* [EXERCISE TASK]: Using the records below, locate all lines containing "text" and return them.

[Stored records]
══════

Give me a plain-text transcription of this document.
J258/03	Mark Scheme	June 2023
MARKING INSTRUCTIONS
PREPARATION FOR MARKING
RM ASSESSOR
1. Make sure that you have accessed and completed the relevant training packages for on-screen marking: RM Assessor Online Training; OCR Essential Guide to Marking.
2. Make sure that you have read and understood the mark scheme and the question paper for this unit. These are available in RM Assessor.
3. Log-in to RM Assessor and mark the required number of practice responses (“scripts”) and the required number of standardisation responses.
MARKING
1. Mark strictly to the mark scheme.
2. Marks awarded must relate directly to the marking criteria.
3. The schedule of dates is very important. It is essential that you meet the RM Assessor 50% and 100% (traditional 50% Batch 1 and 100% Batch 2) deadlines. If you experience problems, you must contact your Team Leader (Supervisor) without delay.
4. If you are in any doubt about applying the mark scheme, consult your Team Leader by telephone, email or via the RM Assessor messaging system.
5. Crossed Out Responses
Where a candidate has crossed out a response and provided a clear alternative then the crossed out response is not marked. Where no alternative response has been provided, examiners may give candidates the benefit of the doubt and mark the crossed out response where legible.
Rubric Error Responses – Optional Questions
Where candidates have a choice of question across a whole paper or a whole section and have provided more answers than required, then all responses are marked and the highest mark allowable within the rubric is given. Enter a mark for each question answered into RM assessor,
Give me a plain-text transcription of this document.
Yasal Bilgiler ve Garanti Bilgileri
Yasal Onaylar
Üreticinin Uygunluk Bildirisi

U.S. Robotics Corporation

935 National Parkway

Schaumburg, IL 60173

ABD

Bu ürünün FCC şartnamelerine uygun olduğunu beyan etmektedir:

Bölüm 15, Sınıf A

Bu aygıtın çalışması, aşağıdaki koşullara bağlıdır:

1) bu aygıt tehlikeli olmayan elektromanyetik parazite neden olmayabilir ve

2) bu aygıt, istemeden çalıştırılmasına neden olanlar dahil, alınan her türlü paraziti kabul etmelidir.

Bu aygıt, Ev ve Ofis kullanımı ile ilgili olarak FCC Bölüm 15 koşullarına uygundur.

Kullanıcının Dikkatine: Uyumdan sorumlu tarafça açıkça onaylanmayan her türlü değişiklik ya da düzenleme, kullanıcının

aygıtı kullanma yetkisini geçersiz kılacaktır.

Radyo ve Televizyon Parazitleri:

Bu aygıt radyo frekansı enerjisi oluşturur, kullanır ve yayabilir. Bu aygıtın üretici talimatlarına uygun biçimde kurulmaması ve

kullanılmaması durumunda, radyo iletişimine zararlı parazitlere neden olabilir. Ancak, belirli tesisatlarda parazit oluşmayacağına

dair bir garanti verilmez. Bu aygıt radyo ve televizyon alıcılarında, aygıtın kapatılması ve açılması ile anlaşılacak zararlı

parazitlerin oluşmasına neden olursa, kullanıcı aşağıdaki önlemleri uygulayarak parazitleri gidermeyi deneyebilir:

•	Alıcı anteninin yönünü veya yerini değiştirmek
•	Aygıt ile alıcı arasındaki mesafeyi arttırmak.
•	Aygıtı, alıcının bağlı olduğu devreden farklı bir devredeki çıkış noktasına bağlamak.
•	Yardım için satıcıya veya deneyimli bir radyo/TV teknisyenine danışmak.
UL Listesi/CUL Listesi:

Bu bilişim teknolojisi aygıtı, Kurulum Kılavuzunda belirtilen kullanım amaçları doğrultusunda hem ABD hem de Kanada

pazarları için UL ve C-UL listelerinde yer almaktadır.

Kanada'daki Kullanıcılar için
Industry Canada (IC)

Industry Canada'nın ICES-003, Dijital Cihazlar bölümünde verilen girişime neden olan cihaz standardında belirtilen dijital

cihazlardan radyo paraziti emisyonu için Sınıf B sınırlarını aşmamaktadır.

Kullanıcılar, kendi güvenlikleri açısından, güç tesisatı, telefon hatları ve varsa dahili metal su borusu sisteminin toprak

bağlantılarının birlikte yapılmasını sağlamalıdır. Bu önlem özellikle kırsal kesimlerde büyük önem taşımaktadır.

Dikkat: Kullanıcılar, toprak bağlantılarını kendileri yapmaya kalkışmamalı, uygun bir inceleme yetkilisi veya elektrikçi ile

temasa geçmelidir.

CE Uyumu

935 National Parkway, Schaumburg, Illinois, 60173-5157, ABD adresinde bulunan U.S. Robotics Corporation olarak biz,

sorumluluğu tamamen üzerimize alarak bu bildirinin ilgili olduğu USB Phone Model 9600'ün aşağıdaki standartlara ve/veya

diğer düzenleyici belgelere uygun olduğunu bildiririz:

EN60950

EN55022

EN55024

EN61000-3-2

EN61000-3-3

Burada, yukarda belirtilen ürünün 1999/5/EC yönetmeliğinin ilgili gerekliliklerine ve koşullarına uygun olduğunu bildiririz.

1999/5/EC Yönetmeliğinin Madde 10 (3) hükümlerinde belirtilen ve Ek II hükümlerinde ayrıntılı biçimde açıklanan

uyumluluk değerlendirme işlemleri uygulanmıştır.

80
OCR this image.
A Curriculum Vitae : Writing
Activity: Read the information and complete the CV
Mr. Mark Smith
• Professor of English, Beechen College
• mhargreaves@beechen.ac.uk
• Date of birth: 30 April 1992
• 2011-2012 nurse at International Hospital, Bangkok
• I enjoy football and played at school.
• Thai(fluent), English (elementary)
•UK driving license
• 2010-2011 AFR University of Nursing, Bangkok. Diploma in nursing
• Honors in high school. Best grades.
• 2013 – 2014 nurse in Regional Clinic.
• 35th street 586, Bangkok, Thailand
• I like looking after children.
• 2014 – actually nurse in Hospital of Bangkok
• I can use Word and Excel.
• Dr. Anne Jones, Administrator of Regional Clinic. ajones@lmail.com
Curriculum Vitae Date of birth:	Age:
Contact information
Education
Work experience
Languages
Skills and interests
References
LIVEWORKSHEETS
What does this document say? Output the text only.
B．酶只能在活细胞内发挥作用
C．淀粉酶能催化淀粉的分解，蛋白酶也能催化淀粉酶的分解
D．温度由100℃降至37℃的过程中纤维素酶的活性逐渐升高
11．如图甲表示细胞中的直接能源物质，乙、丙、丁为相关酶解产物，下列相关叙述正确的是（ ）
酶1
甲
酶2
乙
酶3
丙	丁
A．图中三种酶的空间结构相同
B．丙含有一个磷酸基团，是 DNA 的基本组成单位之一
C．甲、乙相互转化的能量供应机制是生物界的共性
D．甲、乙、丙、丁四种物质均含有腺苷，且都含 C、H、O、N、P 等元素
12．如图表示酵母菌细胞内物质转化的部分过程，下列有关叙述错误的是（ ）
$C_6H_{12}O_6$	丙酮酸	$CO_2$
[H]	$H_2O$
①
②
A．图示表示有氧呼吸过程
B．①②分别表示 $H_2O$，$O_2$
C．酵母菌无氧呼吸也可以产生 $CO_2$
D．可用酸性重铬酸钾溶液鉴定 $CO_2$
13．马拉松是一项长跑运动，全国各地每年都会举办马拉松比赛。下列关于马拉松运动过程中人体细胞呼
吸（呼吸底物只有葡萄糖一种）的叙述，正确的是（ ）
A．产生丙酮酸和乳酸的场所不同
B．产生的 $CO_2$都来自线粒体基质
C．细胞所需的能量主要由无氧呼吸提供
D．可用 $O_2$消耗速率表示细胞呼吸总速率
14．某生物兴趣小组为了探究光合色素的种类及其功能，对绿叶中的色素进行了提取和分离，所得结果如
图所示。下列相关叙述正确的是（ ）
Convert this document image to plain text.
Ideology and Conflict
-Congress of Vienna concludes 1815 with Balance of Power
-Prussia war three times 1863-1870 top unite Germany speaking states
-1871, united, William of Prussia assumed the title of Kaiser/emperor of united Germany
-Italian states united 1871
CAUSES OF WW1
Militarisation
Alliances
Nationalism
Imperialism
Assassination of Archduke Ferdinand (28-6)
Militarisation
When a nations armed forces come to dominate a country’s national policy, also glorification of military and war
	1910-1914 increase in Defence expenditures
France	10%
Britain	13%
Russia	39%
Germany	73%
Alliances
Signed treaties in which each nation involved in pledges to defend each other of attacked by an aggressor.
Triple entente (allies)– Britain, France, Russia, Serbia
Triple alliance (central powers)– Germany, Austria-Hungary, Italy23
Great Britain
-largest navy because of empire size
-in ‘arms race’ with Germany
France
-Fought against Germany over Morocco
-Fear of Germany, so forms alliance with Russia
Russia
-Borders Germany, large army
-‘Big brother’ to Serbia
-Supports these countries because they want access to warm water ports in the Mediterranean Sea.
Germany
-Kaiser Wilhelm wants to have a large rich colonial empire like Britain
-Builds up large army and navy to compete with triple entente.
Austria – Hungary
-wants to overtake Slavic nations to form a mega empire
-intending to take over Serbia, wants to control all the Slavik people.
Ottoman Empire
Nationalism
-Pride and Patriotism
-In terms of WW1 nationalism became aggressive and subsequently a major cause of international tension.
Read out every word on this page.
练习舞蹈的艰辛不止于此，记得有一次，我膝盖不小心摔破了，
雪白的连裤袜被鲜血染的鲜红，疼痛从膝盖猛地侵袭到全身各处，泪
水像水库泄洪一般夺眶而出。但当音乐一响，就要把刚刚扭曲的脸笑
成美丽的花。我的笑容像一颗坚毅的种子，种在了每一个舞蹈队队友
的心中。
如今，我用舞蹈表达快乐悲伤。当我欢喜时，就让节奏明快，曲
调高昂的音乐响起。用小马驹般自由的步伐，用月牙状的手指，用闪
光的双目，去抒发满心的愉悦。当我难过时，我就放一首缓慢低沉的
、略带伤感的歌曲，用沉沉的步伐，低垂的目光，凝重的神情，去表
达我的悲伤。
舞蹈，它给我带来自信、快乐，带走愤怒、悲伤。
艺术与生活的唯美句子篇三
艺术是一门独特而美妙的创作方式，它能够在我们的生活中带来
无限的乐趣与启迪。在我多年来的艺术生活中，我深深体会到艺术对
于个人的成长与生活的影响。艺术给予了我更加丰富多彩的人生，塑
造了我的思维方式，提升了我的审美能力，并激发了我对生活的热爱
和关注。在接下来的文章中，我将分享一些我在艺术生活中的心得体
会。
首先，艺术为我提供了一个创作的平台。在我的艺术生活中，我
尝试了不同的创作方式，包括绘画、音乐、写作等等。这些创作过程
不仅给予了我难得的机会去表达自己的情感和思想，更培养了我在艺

══════

* [ANSWER TO THIS PROBLEM]:
Give me a plain-text transcription of this document.
Give me a plain-text transcription of this document.
What does this document say? Output the text only.
Convert this document image to plain text.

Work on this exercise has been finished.